ITEMS |
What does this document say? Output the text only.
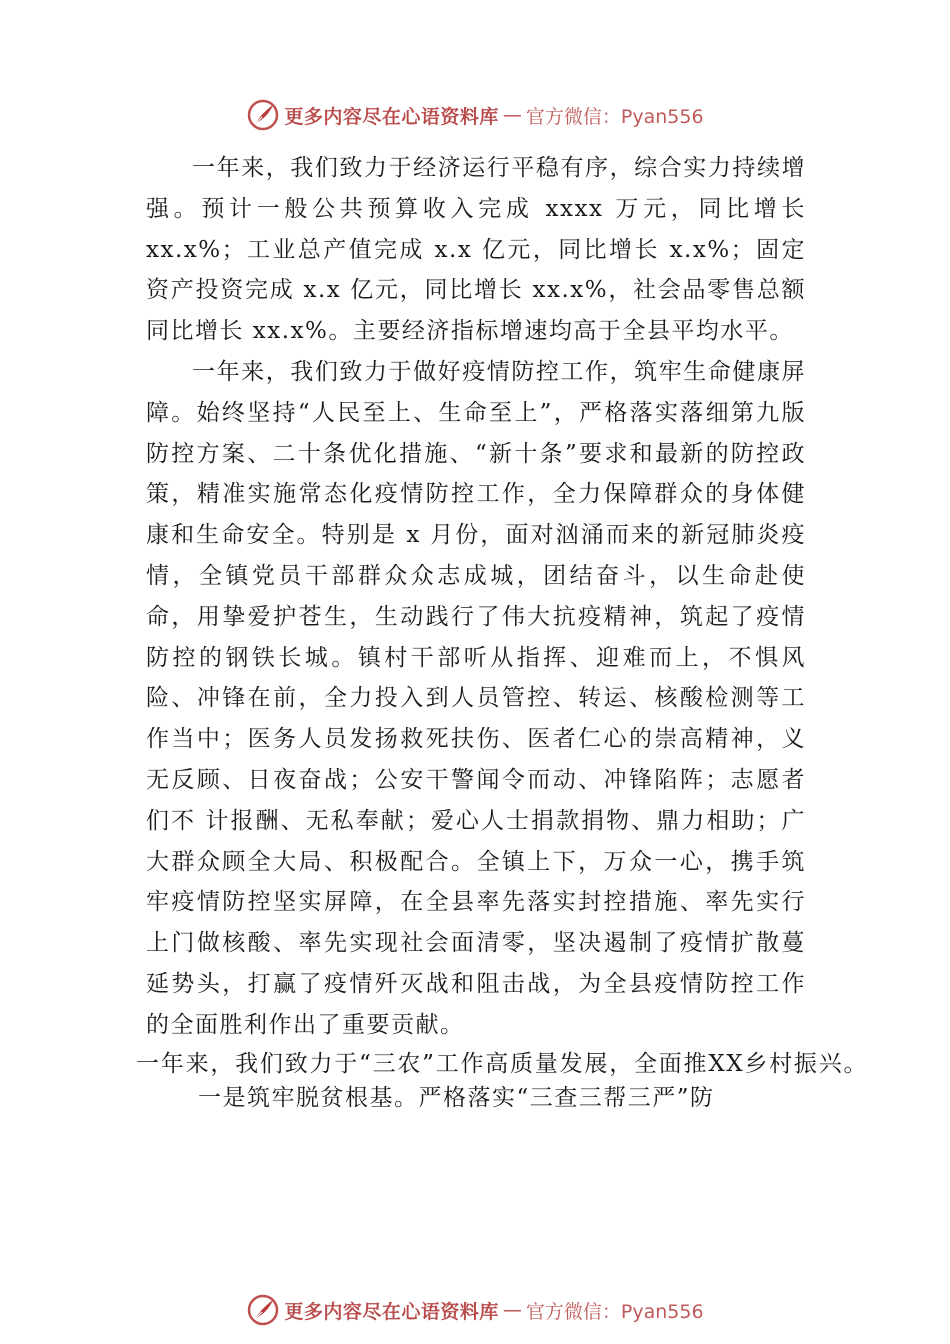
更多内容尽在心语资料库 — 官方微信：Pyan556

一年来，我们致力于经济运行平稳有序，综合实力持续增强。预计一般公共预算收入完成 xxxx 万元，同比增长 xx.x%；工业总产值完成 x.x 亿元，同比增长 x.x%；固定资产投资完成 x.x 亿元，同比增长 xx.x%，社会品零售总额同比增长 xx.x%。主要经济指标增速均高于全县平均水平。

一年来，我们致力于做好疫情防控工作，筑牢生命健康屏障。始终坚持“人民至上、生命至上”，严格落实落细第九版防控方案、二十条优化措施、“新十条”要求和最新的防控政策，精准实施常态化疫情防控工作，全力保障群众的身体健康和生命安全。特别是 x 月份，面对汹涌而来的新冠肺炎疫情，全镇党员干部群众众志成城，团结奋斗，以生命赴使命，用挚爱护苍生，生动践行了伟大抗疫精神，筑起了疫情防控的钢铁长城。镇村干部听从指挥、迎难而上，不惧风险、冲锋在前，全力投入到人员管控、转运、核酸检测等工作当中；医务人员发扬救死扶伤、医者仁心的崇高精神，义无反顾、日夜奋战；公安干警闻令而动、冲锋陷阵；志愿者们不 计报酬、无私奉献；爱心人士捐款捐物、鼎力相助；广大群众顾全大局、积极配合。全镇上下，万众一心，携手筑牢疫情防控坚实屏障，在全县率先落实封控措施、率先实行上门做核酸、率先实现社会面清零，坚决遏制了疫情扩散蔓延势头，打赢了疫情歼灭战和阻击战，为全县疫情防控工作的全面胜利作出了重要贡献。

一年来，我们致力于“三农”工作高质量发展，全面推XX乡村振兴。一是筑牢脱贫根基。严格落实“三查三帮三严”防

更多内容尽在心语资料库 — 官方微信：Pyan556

...

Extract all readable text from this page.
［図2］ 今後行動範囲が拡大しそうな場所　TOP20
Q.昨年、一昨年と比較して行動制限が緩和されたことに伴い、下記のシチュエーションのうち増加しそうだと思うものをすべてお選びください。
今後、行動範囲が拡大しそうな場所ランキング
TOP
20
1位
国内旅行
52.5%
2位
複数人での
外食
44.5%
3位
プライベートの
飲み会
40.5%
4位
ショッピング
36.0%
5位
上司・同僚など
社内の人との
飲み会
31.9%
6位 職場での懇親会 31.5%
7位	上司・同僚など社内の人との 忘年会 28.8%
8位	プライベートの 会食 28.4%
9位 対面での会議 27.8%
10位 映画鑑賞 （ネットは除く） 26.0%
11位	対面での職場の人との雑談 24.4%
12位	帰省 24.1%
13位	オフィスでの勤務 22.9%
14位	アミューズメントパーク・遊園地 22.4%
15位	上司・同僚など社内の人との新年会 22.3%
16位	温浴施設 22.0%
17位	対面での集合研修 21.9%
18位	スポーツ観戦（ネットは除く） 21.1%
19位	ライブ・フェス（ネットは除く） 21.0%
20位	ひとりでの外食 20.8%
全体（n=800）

EXERCISE REQUIREMENTS | Above are entries; state the number of lines among them that contain "text", and nothing else.

OUTPUT OF THE EXERCISE | 2